* _Texte de la page_

Histoire de l'histoire de la Commune


Deuxième article de notre série sur la Commune de Paris.

Certain·e·s, se souvenant de la célébration du centenaire de la Commune, au temps si doux de Pompidou... fredonnent encore une célèbre chanson de Jean Ferrat... On était alors, paradoxalement, avec la droite au pouvoir et le sinistre Marcellin (pourfendeur des libertés) à l'Intérieur, dans une phase post-soixante-huitarde de nostalgie romantique pour ce grand mouvement populaire.

Pourtant, au début de la IIIème République, la "légende noire" de la Commune avait présenté ses acteurs comme une horde de brigands dégénérés et assoiffés de sang ; elle fut entretenue par la plupart des politiques et des écrivains : Ferry, Flaubert, Daudet, George Sand s'acharnaient contre elle ; Clemenceau ou Zola étaient fort ambigus ; Jaurès, Verlaine ou Hugo, favorables, faisaient figure d'exceptions. Peu à peu, une "légende rouge" prit le dessus, faisant assez peu de cas de la violence exercée par les communards, gonflant le nombre des victimes de la répression versaillaise, exaltant le caractère démocratique d'un régime idéaliste pourtant contraint à des mesures d'exception, comme la censure ou les exécutions d'otages.

Peu à peu, c'est le caractère fondateur (droits des femmes et des étrangers, séparation des Églises et de l'État, bureaux municipaux pour l'emploi, solidarité envers blessés et endettés, protection des salariés et justiciables...) de ce régime de 72 jours, atrocement réprimé par Thiers et Galliffet pendant la Semaine sanglante, qui en a fait une référence pour la Gauche dans toutes les luttes du XXème s.

Après Mitterrand, la Commune suscita moins d'intérêt. Puis, peu à peu, à droite comme à gauche, des politiques se sont réapproprié l'événement... en tentant de l'intégrer au patrimoine républicain et en lui retirant souvent sa dimension subversive. En 2003, Christian Poncelet, président UMP du Sénat, dévoila au Luxembourg une plaque en hommage aux massacrés de la Commune. On vit même en 2014 l'anarchiste communarde Louise Michel élue par les lectrices du Figaro Madame "héroïne de l’année" ! La dernière refonte des programmes scolaires du secondaire (2019) a accru la part réservée à la Commune (accordant une mention particulière à Louise Michel).

* _Consigne_
D'après le texte sur l'histoire de la Commune, qu'est-ce qui a fait de ce régime une référence pour la Gauche dans les luttes du XXème siècle ? Répondez en une à trois phrases. Appuyez-vous uniquement sur le texte.

* _Données fournies_
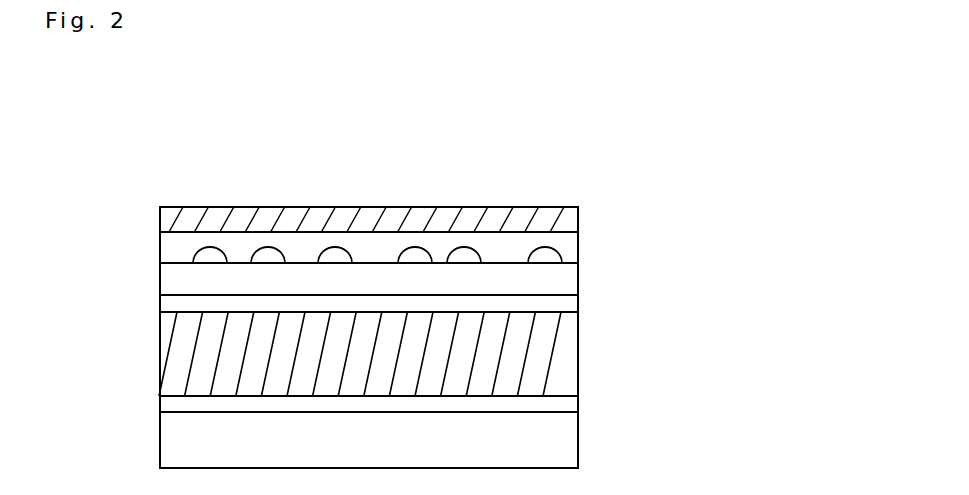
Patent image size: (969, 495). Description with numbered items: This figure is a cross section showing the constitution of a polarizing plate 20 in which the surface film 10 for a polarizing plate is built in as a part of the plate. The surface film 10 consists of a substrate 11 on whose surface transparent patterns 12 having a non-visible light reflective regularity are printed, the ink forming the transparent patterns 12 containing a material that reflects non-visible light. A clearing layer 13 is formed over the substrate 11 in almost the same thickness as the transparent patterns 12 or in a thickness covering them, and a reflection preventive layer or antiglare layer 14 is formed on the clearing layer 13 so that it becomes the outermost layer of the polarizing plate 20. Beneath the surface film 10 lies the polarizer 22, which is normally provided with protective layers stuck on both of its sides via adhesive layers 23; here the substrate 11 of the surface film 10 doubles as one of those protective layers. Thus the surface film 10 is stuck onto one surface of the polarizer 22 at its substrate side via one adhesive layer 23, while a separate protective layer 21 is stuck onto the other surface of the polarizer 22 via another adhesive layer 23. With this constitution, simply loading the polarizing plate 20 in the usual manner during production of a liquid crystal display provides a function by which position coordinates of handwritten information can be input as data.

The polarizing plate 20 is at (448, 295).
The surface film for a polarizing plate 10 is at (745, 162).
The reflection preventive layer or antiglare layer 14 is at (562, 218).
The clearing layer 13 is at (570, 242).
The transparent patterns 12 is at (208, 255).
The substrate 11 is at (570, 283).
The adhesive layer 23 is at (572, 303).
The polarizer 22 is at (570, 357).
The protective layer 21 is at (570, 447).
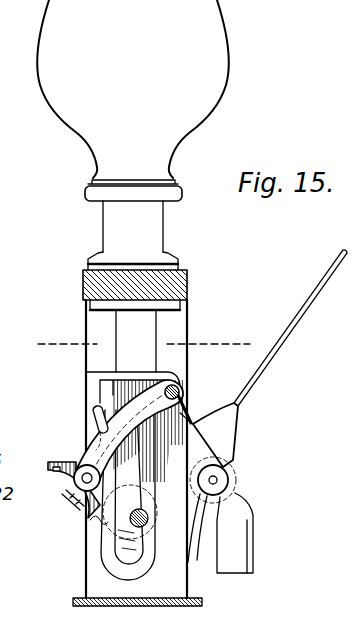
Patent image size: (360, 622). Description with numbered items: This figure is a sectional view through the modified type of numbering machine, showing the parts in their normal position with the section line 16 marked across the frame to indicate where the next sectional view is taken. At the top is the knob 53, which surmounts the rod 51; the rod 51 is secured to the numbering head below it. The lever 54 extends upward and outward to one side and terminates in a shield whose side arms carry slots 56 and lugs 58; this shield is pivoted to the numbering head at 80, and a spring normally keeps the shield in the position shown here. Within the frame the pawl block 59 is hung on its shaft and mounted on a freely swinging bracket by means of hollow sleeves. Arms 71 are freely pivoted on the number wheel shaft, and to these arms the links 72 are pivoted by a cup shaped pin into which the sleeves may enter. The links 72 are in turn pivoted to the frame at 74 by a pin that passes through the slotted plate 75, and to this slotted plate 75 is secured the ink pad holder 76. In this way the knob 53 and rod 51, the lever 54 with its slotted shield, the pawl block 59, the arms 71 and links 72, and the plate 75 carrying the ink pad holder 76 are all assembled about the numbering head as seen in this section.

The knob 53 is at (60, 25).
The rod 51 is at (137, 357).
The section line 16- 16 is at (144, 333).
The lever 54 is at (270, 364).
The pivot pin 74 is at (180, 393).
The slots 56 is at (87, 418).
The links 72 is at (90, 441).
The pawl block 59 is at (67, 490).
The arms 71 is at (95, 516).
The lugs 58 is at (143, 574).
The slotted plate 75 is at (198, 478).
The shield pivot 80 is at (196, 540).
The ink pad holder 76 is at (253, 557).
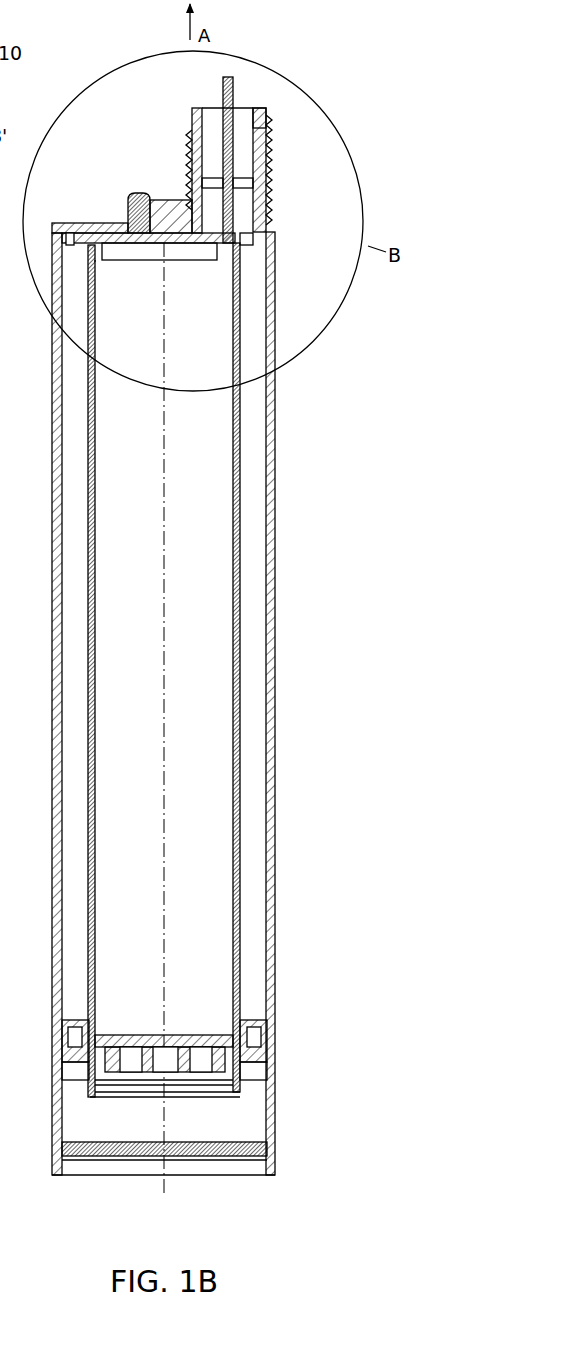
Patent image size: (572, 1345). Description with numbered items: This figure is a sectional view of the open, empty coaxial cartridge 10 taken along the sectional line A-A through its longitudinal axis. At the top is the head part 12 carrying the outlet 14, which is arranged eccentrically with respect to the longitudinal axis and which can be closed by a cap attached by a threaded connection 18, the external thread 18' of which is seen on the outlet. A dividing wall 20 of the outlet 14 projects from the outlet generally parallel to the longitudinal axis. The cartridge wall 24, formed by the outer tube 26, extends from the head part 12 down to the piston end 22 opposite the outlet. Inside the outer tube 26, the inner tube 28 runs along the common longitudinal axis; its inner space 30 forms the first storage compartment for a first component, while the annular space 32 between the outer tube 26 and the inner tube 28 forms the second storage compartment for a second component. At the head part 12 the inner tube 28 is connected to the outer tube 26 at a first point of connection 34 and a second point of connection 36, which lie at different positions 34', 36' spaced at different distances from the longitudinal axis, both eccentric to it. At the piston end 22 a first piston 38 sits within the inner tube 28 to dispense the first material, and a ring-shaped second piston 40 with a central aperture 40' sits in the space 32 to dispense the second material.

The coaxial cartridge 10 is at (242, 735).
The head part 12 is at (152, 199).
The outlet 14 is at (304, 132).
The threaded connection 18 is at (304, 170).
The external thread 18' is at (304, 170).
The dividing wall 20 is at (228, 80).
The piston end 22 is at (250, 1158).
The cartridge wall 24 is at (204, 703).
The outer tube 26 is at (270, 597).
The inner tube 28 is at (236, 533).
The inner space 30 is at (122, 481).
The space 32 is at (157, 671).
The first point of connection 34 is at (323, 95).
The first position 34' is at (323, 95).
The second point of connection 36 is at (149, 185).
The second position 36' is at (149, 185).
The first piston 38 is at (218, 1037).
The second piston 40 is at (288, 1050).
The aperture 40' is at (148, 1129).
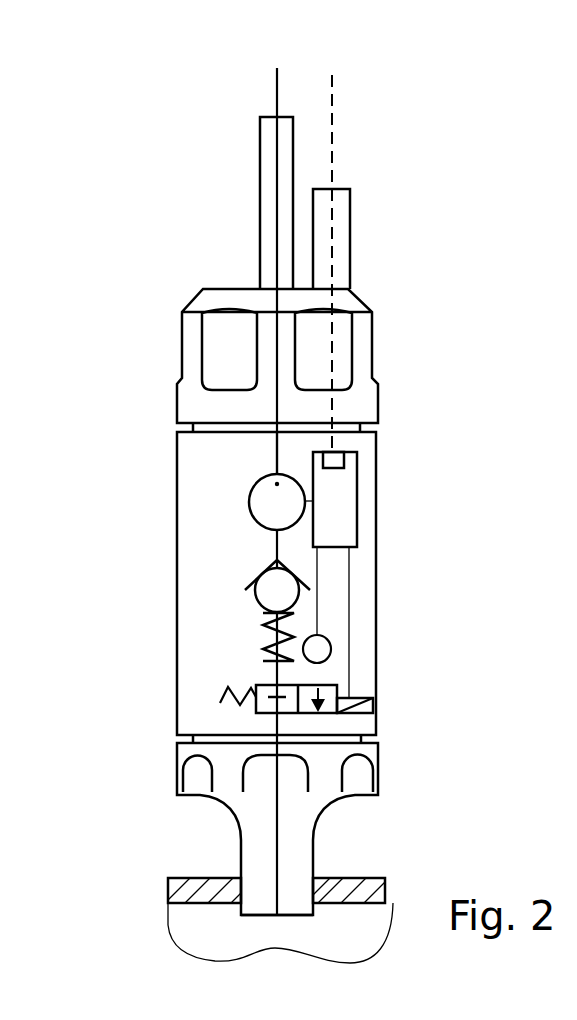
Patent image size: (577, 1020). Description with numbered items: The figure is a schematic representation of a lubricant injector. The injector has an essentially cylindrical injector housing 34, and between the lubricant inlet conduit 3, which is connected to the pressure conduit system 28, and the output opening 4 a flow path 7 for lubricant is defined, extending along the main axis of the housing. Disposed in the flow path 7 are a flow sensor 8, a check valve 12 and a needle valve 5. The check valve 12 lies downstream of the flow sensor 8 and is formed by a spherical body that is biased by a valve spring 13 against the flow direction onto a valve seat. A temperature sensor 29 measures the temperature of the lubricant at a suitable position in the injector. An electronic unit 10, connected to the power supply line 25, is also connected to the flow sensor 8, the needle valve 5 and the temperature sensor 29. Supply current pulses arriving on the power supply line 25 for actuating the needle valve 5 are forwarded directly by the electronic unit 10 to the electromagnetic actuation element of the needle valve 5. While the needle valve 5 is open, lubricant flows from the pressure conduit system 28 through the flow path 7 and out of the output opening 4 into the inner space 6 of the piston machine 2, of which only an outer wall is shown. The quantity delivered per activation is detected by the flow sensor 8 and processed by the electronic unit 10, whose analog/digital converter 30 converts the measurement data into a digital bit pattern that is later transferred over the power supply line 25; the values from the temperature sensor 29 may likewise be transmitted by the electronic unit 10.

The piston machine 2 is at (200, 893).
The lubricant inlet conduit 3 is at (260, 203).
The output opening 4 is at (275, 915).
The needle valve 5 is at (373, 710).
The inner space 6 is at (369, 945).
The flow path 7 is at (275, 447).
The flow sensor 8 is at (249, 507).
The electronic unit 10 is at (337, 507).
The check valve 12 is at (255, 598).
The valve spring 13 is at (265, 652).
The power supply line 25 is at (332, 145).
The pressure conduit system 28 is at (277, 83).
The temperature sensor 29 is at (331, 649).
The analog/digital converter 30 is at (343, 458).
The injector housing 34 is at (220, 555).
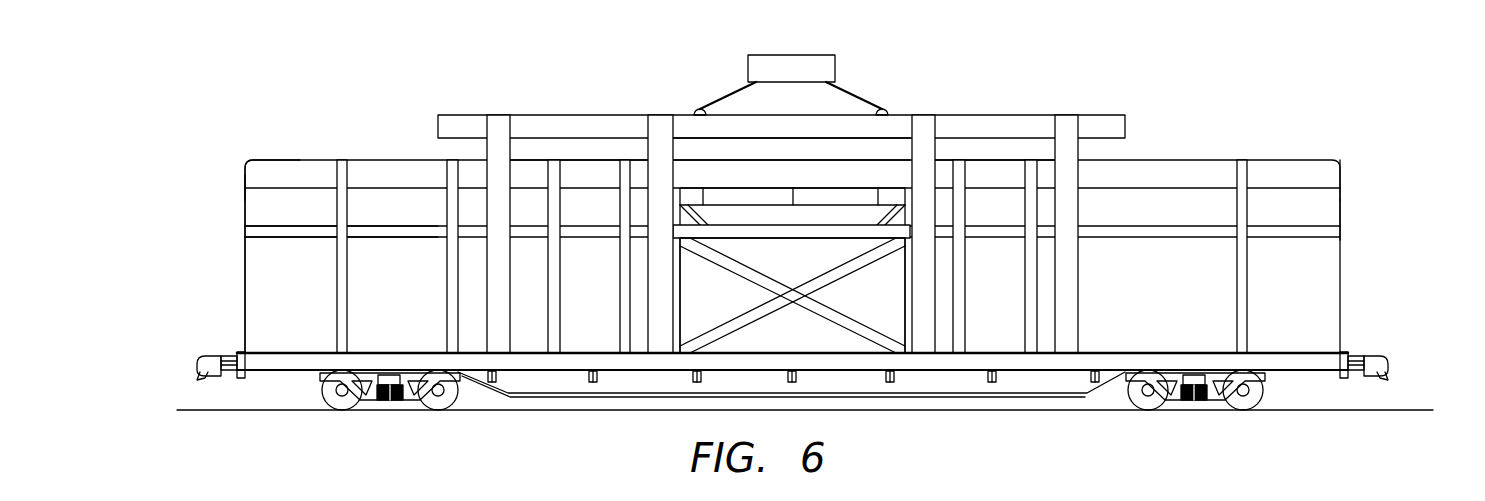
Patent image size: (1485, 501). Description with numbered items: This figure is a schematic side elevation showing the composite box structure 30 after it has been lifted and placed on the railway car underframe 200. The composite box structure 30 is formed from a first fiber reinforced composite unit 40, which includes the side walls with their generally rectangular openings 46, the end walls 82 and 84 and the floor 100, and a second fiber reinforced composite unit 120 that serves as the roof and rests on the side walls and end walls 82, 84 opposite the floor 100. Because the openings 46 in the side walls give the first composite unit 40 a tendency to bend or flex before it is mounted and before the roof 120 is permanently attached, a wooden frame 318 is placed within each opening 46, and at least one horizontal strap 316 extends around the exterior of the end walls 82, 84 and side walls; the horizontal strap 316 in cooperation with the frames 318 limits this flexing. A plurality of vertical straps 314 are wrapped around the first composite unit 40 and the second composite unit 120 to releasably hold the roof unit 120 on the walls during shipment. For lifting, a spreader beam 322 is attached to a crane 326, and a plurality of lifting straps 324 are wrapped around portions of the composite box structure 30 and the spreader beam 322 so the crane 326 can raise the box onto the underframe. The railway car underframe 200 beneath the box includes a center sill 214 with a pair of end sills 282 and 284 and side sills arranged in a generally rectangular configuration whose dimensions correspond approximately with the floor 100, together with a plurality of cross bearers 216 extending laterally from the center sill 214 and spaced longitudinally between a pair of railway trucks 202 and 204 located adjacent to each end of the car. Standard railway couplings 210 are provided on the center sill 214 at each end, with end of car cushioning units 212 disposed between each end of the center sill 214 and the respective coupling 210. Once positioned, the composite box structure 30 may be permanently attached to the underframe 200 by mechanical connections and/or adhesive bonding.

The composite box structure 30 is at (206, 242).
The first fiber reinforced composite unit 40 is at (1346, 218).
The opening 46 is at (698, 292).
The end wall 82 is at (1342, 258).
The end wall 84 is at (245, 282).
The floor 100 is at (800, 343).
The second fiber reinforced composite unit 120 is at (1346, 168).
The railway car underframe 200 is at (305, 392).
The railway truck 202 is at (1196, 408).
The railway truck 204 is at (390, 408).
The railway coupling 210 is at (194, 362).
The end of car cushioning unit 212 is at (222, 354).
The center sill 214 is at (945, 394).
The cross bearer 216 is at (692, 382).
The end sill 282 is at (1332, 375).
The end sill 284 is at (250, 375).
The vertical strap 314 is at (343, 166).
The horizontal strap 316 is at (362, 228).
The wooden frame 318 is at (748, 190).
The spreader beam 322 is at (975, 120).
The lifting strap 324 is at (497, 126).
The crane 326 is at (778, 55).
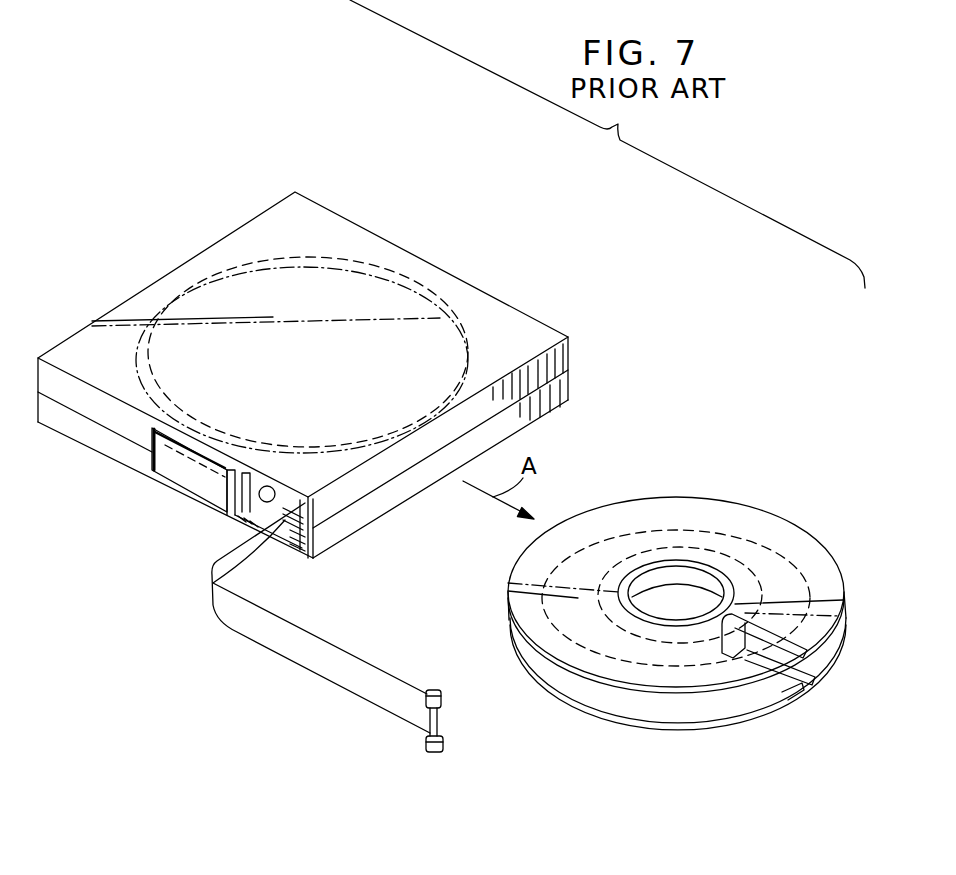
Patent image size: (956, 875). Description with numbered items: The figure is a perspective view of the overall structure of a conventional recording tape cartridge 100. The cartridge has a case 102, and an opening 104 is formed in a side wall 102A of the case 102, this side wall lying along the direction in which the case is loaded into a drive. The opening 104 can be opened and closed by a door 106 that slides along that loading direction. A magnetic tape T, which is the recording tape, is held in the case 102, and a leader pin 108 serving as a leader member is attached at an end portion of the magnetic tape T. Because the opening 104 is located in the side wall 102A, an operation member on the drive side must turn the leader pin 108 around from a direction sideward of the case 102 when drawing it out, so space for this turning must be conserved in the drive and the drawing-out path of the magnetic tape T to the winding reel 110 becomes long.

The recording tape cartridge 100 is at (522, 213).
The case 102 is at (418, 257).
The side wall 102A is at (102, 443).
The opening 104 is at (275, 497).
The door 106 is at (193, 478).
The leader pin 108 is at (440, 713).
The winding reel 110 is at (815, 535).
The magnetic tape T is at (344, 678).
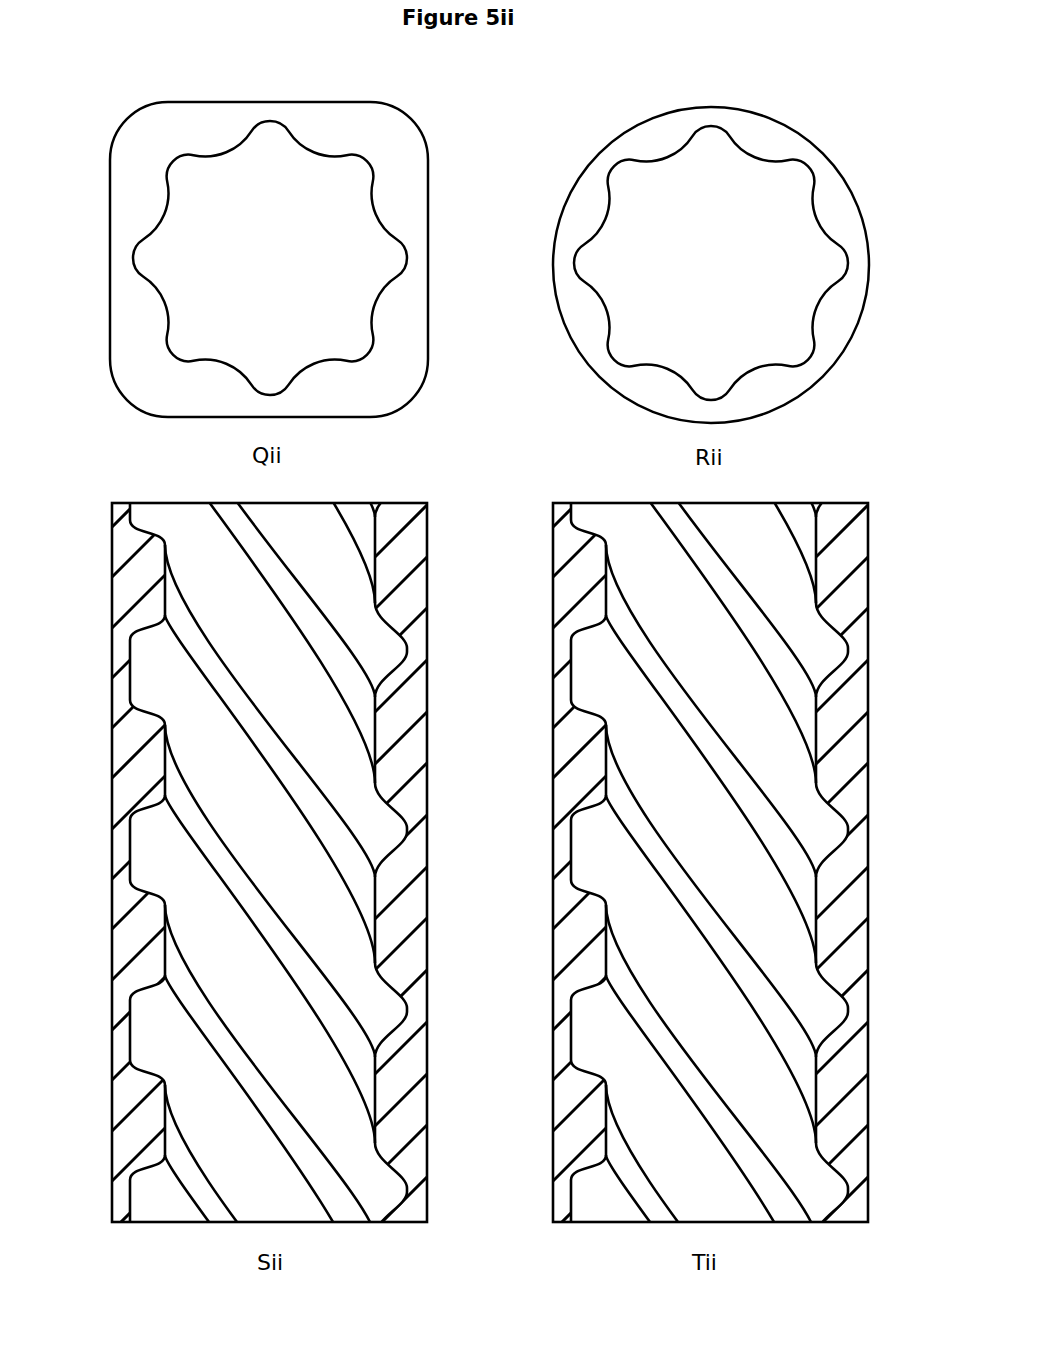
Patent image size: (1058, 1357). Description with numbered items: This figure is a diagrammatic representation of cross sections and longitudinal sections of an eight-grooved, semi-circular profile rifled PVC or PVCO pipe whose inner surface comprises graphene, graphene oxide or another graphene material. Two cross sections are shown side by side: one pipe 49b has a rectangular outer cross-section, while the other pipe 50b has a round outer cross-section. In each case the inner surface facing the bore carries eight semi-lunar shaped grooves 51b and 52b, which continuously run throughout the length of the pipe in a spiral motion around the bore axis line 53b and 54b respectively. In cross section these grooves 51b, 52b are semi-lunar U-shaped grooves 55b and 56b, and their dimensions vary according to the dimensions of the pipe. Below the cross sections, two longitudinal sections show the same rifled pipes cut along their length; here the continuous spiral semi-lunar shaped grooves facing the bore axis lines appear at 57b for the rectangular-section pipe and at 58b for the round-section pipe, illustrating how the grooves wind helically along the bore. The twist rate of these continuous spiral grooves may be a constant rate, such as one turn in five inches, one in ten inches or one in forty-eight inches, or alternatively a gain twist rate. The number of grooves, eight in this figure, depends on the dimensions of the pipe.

* _Réponse attendue_
C'est son caractère fondateur qui en a fait une référence pour la Gauche. Ce caractère tient aux droits des femmes et des étrangers, à la séparation des Églises et de l'État, aux bureaux municipaux pour l'emploi, à la solidarité envers blessés et endettés et à la protection des salariés et justiciables.